- **Your objective**: Please transcribe the data that follows without the pictures, keeping every word the same.

- **Stored data**:

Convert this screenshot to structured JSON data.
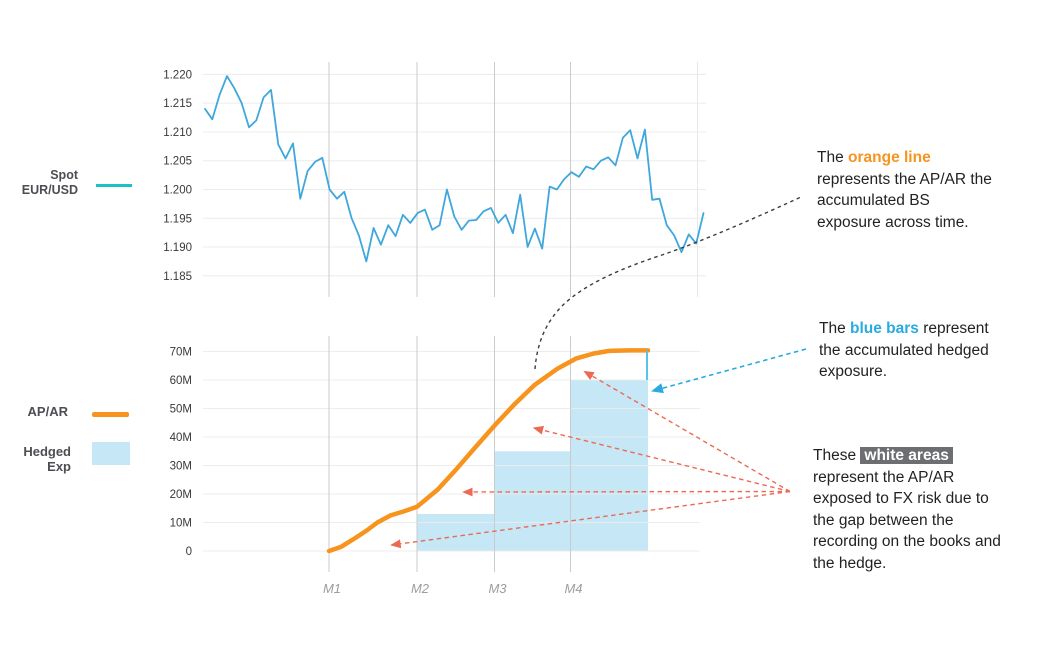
{
  "colors": {
    "spot_line": "#3FA7DC",
    "spot_swatch": "#1CC1C6",
    "orange": "#F7941E",
    "bar_fill": "#C5E7F6",
    "gap_marker_blue": "#56C3EA",
    "red_arrow": "#EC6A55",
    "blue_arrow": "#29ABE2",
    "black_arrow": "#3B3B3B",
    "grid_h": "#ECECEC",
    "grid_v": "#CBCBCB",
    "grid_v_faint": "#E7E7E7",
    "tick_text": "#3A3A3A",
    "month_text": "#9C9C9C",
    "legend_text": "#4D4E53",
    "body_text": "#222222",
    "highlight_bg": "#6D6E71",
    "highlight_fg": "#FFFFFF"
  },
  "legend": {
    "spot": {
      "line1": "Spot",
      "line2": "EUR/USD"
    },
    "apar": {
      "label": "AP/AR"
    },
    "hedged": {
      "line1": "Hedged",
      "line2": "Exp"
    }
  },
  "chart_data": [
    {
      "id": "spot-eurusd",
      "type": "line",
      "series_name": "Spot EUR/USD",
      "ylim": [
        1.185,
        1.22
      ],
      "y_ticks": [
        "1.220",
        "1.215",
        "1.210",
        "1.205",
        "1.200",
        "1.195",
        "1.190",
        "1.185"
      ],
      "x_gridline_months": [
        "M1",
        "M2",
        "M3",
        "M4"
      ],
      "x_axis_labels_shown": false,
      "values": [
        1.214,
        1.2122,
        1.2165,
        1.2197,
        1.2176,
        1.215,
        1.2108,
        1.212,
        1.216,
        1.2173,
        1.2078,
        1.2054,
        1.208,
        1.1984,
        1.2032,
        1.2048,
        1.2055,
        1.2,
        1.1984,
        1.1996,
        1.195,
        1.192,
        1.1875,
        1.1933,
        1.1904,
        1.1938,
        1.1919,
        1.1956,
        1.1942,
        1.1959,
        1.1965,
        1.193,
        1.1938,
        1.2,
        1.1953,
        1.193,
        1.1946,
        1.1947,
        1.1962,
        1.1968,
        1.1942,
        1.1956,
        1.1924,
        1.1991,
        1.19,
        1.1932,
        1.1897,
        1.2005,
        1.2,
        1.2018,
        1.203,
        1.2022,
        1.204,
        1.2035,
        1.205,
        1.2056,
        1.2042,
        1.209,
        1.2103,
        1.2054,
        1.2104,
        1.1982,
        1.1984,
        1.1938,
        1.192,
        1.1891,
        1.1922,
        1.1906,
        1.1959
      ]
    },
    {
      "id": "exposure",
      "type": "mixed",
      "ylim": [
        0,
        70
      ],
      "y_unit": "millions",
      "y_ticks": [
        "70M",
        "60M",
        "50M",
        "40M",
        "30M",
        "20M",
        "10M",
        "0"
      ],
      "x_ticks": [
        "M1",
        "M2",
        "M3",
        "M4"
      ],
      "series": [
        {
          "name": "AP/AR",
          "type": "line",
          "points_month_value": [
            [
              1,
              0
            ],
            [
              1.14,
              1.5
            ],
            [
              1.27,
              4
            ],
            [
              1.42,
              7
            ],
            [
              1.55,
              10
            ],
            [
              1.7,
              12.5
            ],
            [
              1.85,
              13.9
            ],
            [
              2,
              15.5
            ],
            [
              2.27,
              21.6
            ],
            [
              2.5,
              28.5
            ],
            [
              2.74,
              36
            ],
            [
              3,
              44
            ],
            [
              3.27,
              51.7
            ],
            [
              3.53,
              58.3
            ],
            [
              3.83,
              64
            ],
            [
              4.07,
              67.5
            ],
            [
              4.3,
              69.3
            ],
            [
              4.5,
              70.2
            ],
            [
              4.75,
              70.4
            ],
            [
              5,
              70.4
            ]
          ]
        },
        {
          "name": "Hedged Exp",
          "type": "bar",
          "bars": [
            {
              "from_month": 2,
              "to_month": 3,
              "value_millions": 13
            },
            {
              "from_month": 3,
              "to_month": 4,
              "value_millions": 35
            },
            {
              "from_month": 4,
              "to_month": 5,
              "value_millions": 60
            }
          ]
        },
        {
          "name": "hedge gap marker",
          "type": "segment",
          "at_month": 5,
          "from_value": 60,
          "to_value": 70.4
        }
      ]
    }
  ],
  "annotations": {
    "orange_note": {
      "pre": "The ",
      "highlight": "orange line",
      "rest": "\nrepresents the AP/AR the\naccumulated BS\nexposure across time."
    },
    "blue_note": {
      "pre": "The ",
      "highlight": "blue bars",
      "rest": " represent\nthe accumulated hedged\nexposure."
    },
    "white_note": {
      "pre": "These ",
      "highlight": "white areas",
      "rest": "\nrepresent the AP/AR\nexposed to FX risk due to\nthe gap between the\nrecording on the books and\nthe hedge."
    }
  }
}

- **Response to this exercise**:
Convert this screenshot to structured JSON data.
{
  "colors": {
    "spot_line": "#3FA7DC",
    "spot_swatch": "#1CC1C6",
    "orange": "#F7941E",
    "bar_fill": "#C5E7F6",
    "gap_marker_blue": "#56C3EA",
    "red_arrow": "#EC6A55",
    "blue_arrow": "#29ABE2",
    "black_arrow": "#3B3B3B",
    "grid_h": "#ECECEC",
    "grid_v": "#CBCBCB",
    "grid_v_faint": "#E7E7E7",
    "tick_text": "#3A3A3A",
    "month_text": "#9C9C9C",
    "legend_text": "#4D4E53",
    "body_text": "#222222",
    "highlight_bg": "#6D6E71",
    "highlight_fg": "#FFFFFF"
  },
  "legend": {
    "spot": {
      "line1": "Spot",
      "line2": "EUR/USD"
    },
    "apar": {
      "label": "AP/AR"
    },
    "hedged": {
      "line1": "Hedged",
      "line2": "Exp"
    }
  },
  "chart_data": [
    {
      "id": "spot-eurusd",
      "type": "line",
      "series_name": "Spot EUR/USD",
      "ylim": [
        1.185,
        1.22
      ],
      "y_ticks": [
        "1.220",
        "1.215",
        "1.210",
        "1.205",
        "1.200",
        "1.195",
        "1.190",
        "1.185"
      ],
      "x_gridline_months": [
        "M1",
        "M2",
        "M3",
        "M4"
      ],
      "x_axis_labels_shown": false,
      "values": [
        1.214,
        1.2122,
        1.2165,
        1.2197,
        1.2176,
        1.215,
        1.2108,
        1.212,
        1.216,
        1.2173,
        1.2078,
        1.2054,
        1.208,
        1.1984,
        1.2032,
        1.2048,
        1.2055,
        1.2,
        1.1984,
        1.1996,
        1.195,
        1.192,
        1.1875,
        1.1933,
        1.1904,
        1.1938,
        1.1919,
        1.1956,
        1.1942,
        1.1959,
        1.1965,
        1.193,
        1.1938,
        1.2,
        1.1953,
        1.193,
        1.1946,
        1.1947,
        1.1962,
        1.1968,
        1.1942,
        1.1956,
        1.1924,
        1.1991,
        1.19,
        1.1932,
        1.1897,
        1.2005,
        1.2,
        1.2018,
        1.203,
        1.2022,
        1.204,
        1.2035,
        1.205,
        1.2056,
        1.2042,
        1.209,
        1.2103,
        1.2054,
        1.2104,
        1.1982,
        1.1984,
        1.1938,
        1.192,
        1.1891,
        1.1922,
        1.1906,
        1.1959
      ]
    },
    {
      "id": "exposure",
      "type": "mixed",
      "ylim": [
        0,
        70
      ],
      "y_unit": "millions",
      "y_ticks": [
        "70M",
        "60M",
        "50M",
        "40M",
        "30M",
        "20M",
        "10M",
        "0"
      ],
      "x_ticks": [
        "M1",
        "M2",
        "M3",
        "M4"
      ],
      "series": [
        {
          "name": "AP/AR",
          "type": "line",
          "points_month_value": [
            [
              1,
              0
            ],
            [
              1.14,
              1.5
            ],
            [
              1.27,
              4
            ],
            [
              1.42,
              7
            ],
            [
              1.55,
              10
            ],
            [
              1.7,
              12.5
            ],
            [
              1.85,
              13.9
            ],
            [
              2,
              15.5
            ],
            [
              2.27,
              21.6
            ],
            [
              2.5,
              28.5
            ],
            [
              2.74,
              36
            ],
            [
              3,
              44
            ],
            [
              3.27,
              51.7
            ],
            [
              3.53,
              58.3
            ],
            [
              3.83,
              64
            ],
            [
              4.07,
              67.5
            ],
            [
              4.3,
              69.3
            ],
            [
              4.5,
              70.2
            ],
            [
              4.75,
              70.4
            ],
            [
              5,
              70.4
            ]
          ]
        },
        {
          "name": "Hedged Exp",
          "type": "bar",
          "bars": [
            {
              "from_month": 2,
              "to_month": 3,
              "value_millions": 13
            },
            {
              "from_month": 3,
              "to_month": 4,
              "value_millions": 35
            },
            {
              "from_month": 4,
              "to_month": 5,
              "value_millions": 60
            }
          ]
        },
        {
          "name": "hedge gap marker",
          "type": "segment",
          "at_month": 5,
          "from_value": 60,
          "to_value": 70.4
        }
      ]
    }
  ],
  "annotations": {
    "orange_note": {
      "pre": "The ",
      "highlight": "orange line",
      "rest": "\nrepresents the AP/AR the\naccumulated BS\nexposure across time."
    },
    "blue_note": {
      "pre": "The ",
      "highlight": "blue bars",
      "rest": " represent\nthe accumulated hedged\nexposure."
    },
    "white_note": {
      "pre": "These ",
      "highlight": "white areas",
      "rest": "\nrepresent the AP/AR\nexposed to FX risk due to\nthe gap between the\nrecording on the books and\nthe hedge."
    }
  }
}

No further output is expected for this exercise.